**Data entries:**

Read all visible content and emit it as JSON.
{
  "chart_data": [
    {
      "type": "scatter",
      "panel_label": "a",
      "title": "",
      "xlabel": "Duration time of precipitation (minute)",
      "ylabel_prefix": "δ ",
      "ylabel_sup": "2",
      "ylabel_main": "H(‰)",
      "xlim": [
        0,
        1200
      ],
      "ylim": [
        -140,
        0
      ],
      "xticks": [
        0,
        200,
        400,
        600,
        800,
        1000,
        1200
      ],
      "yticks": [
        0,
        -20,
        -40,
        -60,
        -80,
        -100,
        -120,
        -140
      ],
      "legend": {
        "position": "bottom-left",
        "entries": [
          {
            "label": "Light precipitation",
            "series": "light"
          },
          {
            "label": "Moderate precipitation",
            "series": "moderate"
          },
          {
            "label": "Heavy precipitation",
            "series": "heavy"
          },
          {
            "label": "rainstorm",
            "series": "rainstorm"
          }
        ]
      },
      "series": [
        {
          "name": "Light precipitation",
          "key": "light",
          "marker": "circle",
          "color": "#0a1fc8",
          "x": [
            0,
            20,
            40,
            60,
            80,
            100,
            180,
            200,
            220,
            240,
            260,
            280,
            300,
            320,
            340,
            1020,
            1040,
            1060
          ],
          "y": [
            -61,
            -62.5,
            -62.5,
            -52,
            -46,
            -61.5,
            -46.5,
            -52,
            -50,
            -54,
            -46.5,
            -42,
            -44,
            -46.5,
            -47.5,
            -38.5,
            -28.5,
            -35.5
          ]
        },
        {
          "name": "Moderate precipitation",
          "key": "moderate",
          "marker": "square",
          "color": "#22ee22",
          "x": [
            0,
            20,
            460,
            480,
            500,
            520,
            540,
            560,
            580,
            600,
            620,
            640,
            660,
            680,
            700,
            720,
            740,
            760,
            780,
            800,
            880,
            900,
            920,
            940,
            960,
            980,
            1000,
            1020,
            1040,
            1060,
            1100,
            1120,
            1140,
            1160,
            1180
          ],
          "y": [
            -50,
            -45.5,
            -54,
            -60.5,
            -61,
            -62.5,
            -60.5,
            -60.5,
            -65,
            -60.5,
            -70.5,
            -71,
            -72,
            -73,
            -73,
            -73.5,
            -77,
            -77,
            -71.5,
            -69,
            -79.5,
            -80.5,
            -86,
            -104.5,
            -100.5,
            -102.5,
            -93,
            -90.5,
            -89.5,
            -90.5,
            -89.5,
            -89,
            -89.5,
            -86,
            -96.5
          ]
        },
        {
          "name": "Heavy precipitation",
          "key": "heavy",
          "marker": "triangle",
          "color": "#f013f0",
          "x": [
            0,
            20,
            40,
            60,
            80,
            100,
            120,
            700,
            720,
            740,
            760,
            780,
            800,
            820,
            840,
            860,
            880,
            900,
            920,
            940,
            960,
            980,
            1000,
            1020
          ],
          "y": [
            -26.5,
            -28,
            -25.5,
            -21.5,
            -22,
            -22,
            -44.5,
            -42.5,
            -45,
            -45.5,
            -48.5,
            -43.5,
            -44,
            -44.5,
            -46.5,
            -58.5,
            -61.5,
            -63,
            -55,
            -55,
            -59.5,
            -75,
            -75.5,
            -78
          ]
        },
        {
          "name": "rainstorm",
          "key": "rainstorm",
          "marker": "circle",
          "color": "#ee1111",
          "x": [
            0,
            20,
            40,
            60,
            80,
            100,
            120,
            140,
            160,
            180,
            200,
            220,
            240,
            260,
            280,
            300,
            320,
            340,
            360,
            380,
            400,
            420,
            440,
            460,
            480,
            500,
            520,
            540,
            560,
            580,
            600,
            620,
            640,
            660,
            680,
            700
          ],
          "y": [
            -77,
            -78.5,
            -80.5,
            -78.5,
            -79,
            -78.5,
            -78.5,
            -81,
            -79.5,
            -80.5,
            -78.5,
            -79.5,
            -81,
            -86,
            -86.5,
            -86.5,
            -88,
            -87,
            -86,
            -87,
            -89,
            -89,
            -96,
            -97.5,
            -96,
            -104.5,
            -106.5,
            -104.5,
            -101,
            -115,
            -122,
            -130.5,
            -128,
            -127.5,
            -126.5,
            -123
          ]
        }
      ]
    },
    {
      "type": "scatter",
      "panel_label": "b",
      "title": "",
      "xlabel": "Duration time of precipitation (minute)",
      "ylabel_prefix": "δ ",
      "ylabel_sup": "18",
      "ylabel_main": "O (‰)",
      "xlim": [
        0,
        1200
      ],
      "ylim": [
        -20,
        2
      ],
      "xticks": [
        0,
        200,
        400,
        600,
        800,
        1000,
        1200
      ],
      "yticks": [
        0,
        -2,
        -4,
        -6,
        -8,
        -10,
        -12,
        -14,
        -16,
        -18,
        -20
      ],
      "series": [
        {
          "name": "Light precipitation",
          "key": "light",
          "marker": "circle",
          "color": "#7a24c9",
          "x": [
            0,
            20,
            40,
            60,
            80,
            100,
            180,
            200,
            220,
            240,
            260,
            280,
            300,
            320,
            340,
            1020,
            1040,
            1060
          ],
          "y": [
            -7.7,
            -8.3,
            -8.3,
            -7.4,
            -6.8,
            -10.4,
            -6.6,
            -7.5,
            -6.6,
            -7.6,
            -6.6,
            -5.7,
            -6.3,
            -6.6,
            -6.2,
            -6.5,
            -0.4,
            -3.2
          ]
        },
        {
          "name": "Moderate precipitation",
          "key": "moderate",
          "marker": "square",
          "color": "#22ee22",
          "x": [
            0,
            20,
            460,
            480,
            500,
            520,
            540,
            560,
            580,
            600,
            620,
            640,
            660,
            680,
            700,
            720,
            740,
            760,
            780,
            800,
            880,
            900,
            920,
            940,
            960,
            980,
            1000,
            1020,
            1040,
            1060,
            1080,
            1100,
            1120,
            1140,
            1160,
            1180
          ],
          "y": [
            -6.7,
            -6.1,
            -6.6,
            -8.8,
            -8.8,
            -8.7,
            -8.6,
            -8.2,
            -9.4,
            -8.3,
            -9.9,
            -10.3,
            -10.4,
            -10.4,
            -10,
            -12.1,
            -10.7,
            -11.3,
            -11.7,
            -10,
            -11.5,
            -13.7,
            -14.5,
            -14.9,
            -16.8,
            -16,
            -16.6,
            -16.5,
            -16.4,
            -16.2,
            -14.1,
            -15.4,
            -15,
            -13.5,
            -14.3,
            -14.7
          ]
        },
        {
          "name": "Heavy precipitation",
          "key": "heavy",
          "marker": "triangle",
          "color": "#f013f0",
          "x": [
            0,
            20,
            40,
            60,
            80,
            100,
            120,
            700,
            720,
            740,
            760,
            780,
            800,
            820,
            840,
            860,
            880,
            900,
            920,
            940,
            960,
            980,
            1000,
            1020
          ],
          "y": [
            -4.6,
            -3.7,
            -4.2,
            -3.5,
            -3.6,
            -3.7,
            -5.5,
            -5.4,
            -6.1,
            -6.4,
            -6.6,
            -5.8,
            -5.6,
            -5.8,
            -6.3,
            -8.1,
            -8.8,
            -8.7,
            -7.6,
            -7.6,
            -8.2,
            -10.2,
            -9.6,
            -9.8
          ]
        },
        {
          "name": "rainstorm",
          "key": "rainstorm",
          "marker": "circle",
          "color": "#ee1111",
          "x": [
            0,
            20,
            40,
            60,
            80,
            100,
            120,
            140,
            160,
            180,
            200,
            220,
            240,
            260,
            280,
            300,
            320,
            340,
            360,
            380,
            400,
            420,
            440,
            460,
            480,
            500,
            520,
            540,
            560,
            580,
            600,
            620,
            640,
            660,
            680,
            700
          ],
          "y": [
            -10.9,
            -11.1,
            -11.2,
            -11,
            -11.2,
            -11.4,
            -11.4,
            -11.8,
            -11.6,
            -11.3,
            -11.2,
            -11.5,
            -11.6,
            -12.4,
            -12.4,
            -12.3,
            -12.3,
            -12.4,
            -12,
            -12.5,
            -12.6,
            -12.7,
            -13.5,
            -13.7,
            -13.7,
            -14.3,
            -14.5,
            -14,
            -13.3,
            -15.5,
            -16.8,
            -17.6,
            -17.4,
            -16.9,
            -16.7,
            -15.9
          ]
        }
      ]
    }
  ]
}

**Required work:**
Take every line that includes the string "series" and copy it.

**Exercise solution:**
            "series": "light"
            "series": "moderate"
            "series": "heavy"
            "series": "rainstorm"
      "series": [
      "series": [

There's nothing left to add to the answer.